◆ Task ◆
Pick out every line of the records below that contains the word "navigation" and copy each one.

◆ Given information ◆
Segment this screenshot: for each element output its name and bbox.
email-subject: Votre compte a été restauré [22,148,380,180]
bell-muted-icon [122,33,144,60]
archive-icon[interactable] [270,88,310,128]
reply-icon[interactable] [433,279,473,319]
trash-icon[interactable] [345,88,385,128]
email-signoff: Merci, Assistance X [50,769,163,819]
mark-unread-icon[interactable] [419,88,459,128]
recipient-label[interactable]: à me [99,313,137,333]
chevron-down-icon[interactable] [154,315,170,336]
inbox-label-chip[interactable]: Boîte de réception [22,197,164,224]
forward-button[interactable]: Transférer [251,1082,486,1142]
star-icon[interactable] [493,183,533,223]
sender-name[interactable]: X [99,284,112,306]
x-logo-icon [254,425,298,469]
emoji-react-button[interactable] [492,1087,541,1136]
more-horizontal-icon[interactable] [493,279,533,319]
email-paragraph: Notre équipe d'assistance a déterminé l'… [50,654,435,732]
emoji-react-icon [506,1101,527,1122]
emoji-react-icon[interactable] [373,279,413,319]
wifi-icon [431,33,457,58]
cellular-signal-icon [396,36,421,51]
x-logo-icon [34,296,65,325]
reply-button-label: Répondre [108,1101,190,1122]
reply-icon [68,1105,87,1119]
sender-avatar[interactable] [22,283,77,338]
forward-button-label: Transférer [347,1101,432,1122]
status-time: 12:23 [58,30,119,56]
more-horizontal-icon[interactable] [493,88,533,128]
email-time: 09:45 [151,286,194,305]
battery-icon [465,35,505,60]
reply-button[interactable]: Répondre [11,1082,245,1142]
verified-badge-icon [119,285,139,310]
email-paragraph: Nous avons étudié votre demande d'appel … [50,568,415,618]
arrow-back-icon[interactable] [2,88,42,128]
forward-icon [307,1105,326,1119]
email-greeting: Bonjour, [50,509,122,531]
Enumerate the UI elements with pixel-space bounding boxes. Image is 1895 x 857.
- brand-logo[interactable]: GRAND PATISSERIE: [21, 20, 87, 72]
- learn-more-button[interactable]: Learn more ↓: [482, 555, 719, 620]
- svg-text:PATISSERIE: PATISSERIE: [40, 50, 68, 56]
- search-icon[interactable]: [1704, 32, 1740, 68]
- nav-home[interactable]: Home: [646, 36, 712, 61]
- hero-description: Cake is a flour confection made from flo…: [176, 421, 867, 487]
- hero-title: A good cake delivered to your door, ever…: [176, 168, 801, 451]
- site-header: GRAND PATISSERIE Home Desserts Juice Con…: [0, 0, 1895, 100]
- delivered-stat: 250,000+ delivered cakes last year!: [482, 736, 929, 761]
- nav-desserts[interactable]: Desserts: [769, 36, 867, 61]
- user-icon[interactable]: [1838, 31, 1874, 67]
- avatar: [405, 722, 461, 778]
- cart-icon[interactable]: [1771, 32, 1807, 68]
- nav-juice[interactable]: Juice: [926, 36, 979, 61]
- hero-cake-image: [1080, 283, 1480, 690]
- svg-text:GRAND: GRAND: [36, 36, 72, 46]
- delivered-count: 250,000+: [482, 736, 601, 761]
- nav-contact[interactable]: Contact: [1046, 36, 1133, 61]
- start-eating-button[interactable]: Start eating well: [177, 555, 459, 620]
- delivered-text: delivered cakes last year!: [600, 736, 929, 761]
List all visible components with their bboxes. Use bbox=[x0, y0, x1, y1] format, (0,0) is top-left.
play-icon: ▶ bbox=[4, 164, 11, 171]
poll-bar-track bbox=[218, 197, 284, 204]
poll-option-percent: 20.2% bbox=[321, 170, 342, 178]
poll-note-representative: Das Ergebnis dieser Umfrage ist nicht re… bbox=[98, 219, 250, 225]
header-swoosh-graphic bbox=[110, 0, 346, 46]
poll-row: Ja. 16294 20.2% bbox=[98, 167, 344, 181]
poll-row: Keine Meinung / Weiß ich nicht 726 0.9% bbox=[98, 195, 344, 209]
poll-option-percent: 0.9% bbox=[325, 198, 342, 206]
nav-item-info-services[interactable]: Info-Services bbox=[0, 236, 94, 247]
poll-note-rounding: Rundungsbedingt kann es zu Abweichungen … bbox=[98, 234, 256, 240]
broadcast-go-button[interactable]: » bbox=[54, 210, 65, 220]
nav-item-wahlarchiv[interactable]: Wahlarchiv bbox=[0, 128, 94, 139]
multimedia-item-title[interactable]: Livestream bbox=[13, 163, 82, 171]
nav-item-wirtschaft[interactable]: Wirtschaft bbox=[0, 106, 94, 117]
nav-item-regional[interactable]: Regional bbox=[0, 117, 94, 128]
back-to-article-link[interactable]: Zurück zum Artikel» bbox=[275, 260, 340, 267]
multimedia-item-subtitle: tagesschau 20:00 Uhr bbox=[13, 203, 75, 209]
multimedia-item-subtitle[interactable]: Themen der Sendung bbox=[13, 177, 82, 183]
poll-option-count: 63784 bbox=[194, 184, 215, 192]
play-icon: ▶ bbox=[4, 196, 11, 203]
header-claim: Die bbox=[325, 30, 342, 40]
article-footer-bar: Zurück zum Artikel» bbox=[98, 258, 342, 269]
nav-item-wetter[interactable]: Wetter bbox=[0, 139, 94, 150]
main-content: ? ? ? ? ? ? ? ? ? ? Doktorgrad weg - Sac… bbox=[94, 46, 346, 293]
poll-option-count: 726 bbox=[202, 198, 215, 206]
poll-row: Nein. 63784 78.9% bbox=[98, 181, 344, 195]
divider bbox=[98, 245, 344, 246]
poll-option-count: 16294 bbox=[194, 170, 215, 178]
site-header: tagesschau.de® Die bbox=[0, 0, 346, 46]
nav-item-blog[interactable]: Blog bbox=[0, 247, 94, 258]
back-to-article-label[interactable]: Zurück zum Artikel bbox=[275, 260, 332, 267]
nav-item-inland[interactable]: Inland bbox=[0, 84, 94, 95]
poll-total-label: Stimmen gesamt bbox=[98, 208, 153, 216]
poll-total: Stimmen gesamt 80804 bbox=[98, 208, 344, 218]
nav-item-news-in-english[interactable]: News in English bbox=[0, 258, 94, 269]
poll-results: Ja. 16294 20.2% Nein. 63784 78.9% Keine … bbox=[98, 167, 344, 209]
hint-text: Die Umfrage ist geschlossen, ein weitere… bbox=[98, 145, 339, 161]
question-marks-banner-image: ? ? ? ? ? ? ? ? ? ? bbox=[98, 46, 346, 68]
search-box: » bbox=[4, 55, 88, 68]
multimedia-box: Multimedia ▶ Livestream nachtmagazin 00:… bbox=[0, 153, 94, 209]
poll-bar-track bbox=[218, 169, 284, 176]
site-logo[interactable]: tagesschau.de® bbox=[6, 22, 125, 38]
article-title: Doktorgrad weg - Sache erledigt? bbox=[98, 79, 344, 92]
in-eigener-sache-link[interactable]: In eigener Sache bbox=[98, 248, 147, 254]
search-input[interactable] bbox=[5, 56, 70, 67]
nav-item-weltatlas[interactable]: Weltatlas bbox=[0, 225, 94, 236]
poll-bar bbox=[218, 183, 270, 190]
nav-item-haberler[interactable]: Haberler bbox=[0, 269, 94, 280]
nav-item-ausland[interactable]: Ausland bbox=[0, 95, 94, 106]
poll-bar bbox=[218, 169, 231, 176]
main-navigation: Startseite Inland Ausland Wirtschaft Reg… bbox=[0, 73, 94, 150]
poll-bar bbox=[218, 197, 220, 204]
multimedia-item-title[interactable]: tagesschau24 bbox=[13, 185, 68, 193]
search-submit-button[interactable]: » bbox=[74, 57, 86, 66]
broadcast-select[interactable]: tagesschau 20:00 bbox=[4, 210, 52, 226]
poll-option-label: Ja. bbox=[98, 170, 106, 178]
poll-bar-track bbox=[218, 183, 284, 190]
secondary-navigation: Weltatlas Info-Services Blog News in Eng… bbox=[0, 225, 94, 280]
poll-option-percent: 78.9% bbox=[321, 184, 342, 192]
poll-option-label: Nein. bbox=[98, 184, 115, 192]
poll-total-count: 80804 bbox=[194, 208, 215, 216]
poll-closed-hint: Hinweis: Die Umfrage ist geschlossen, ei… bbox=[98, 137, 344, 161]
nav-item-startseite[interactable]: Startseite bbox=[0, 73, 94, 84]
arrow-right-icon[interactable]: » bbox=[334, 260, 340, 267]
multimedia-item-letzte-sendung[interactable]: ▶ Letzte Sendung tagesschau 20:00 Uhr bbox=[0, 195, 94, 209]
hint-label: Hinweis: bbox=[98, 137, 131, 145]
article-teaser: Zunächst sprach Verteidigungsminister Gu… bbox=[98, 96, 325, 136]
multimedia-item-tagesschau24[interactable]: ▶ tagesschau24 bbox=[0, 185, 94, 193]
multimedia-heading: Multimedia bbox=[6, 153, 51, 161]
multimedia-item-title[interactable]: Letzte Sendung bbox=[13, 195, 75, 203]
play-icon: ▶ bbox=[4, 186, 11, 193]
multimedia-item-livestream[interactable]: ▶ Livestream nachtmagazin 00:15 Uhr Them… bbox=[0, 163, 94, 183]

◆ Output for this task ◆
main-navigation: Startseite Inland Ausland Wirtschaft Reg… bbox=[0, 73, 94, 150]
secondary-navigation: Weltatlas Info-Services Blog News in Eng… bbox=[0, 225, 94, 280]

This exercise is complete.